***** EXERCISE INPUT *****

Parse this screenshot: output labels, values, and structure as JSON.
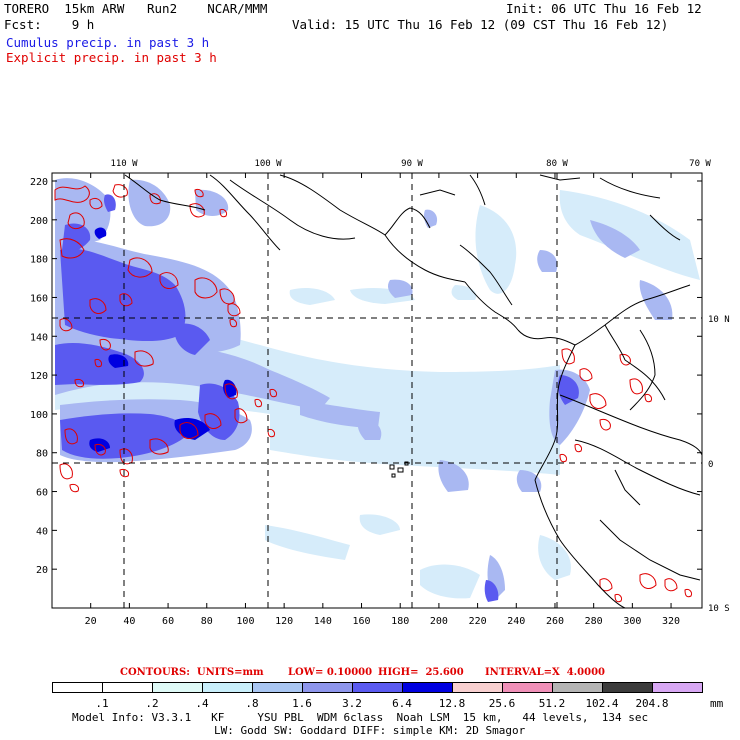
{
  "header": {
    "model": "TORERO  15km ARW   Run2    NCAR/MMM",
    "init": "Init: 06 UTC Thu 16 Feb 12",
    "fcst": "Fcst:    9 h",
    "valid": "Valid: 15 UTC Thu 16 Feb 12 (09 CST Thu 16 Feb 12)",
    "legend_cumulus": "Cumulus precip. in past 3 h",
    "legend_explicit": "Explicit precip. in past 3 h"
  },
  "map": {
    "lon_labels": [
      "110 W",
      "100 W",
      "90 W",
      "80 W",
      "70 W"
    ],
    "lat_labels": [
      "10 N",
      "0",
      "10 S"
    ],
    "y_ticks": [
      "220",
      "200",
      "180",
      "160",
      "140",
      "120",
      "100",
      "80",
      "60",
      "40",
      "20"
    ],
    "x_ticks": [
      "20",
      "40",
      "60",
      "80",
      "100",
      "120",
      "140",
      "160",
      "180",
      "200",
      "220",
      "240",
      "260",
      "280",
      "300",
      "320"
    ],
    "colors": {
      "cumulus_light": "#d6ecfa",
      "cumulus_mid": "#a9b8f2",
      "cumulus_dark": "#5a5af0",
      "cumulus_max": "#0000e0",
      "explicit": "#e00000"
    }
  },
  "contours": {
    "units": "CONTOURS:  UNITS=mm",
    "low": "LOW= 0.10000",
    "high": "HIGH=  25.600",
    "interval": "INTERVAL=X  4.0000"
  },
  "colorbar": {
    "labels": [
      ".1",
      ".2",
      ".4",
      ".8",
      "1.6",
      "3.2",
      "6.4",
      "12.8",
      "25.6",
      "51.2",
      "102.4",
      "204.8"
    ],
    "unit": "mm",
    "colors": [
      "#ffffff",
      "#ffffff",
      "#dffaf7",
      "#c9effb",
      "#a9c6f2",
      "#8e96ec",
      "#5a5af0",
      "#0000e0",
      "#f8d0d0",
      "#f090b8",
      "#b4b4b4",
      "#3c3c3c",
      "#d8a8f4"
    ]
  },
  "footer": {
    "line1": "Model Info: V3.3.1   KF     YSU PBL  WDM 6class  Noah LSM  15 km,   44 levels,  134 sec",
    "line2": "LW: Godd SW: Goddard DIFF: simple KM: 2D Smagor"
  }
}
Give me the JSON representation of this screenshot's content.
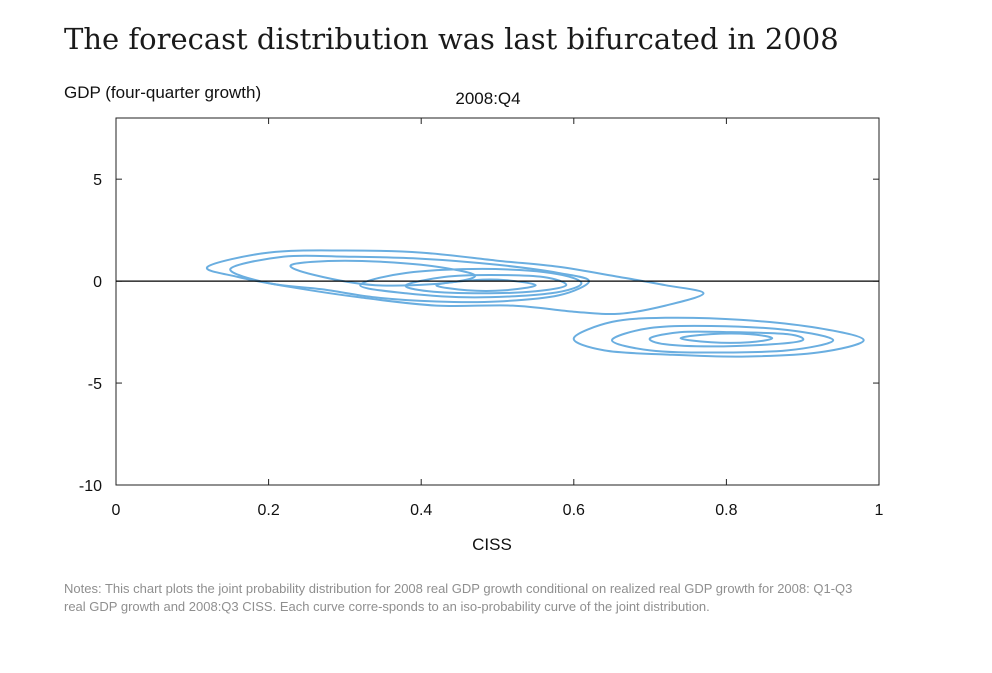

*****

§ **DIRECTIVE**
Send back the data above word for word, with the pictures left out.

§ **RESPONSE TO THE EXERCISE**
Parse this screenshot: output labels, values, and structure as JSON.
{
  "header": {
    "model": "TORERO  15km ARW   Run2    NCAR/MMM",
    "init": "Init: 06 UTC Thu 16 Feb 12",
    "fcst": "Fcst:    9 h",
    "valid": "Valid: 15 UTC Thu 16 Feb 12 (09 CST Thu 16 Feb 12)",
    "legend_cumulus": "Cumulus precip. in past 3 h",
    "legend_explicit": "Explicit precip. in past 3 h"
  },
  "map": {
    "lon_labels": [
      "110 W",
      "100 W",
      "90 W",
      "80 W",
      "70 W"
    ],
    "lat_labels": [
      "10 N",
      "0",
      "10 S"
    ],
    "y_ticks": [
      "220",
      "200",
      "180",
      "160",
      "140",
      "120",
      "100",
      "80",
      "60",
      "40",
      "20"
    ],
    "x_ticks": [
      "20",
      "40",
      "60",
      "80",
      "100",
      "120",
      "140",
      "160",
      "180",
      "200",
      "220",
      "240",
      "260",
      "280",
      "300",
      "320"
    ],
    "colors": {
      "cumulus_light": "#d6ecfa",
      "cumulus_mid": "#a9b8f2",
      "cumulus_dark": "#5a5af0",
      "cumulus_max": "#0000e0",
      "explicit": "#e00000"
    }
  },
  "contours": {
    "units": "CONTOURS:  UNITS=mm",
    "low": "LOW= 0.10000",
    "high": "HIGH=  25.600",
    "interval": "INTERVAL=X  4.0000"
  },
  "colorbar": {
    "labels": [
      ".1",
      ".2",
      ".4",
      ".8",
      "1.6",
      "3.2",
      "6.4",
      "12.8",
      "25.6",
      "51.2",
      "102.4",
      "204.8"
    ],
    "unit": "mm",
    "colors": [
      "#ffffff",
      "#ffffff",
      "#dffaf7",
      "#c9effb",
      "#a9c6f2",
      "#8e96ec",
      "#5a5af0",
      "#0000e0",
      "#f8d0d0",
      "#f090b8",
      "#b4b4b4",
      "#3c3c3c",
      "#d8a8f4"
    ]
  },
  "footer": {
    "line1": "Model Info: V3.3.1   KF     YSU PBL  WDM 6class  Noah LSM  15 km,   44 levels,  134 sec",
    "line2": "LW: Godd SW: Goddard DIFF: simple KM: 2D Smagor"
  }
}
Give me the JSON representation of this screenshot's content.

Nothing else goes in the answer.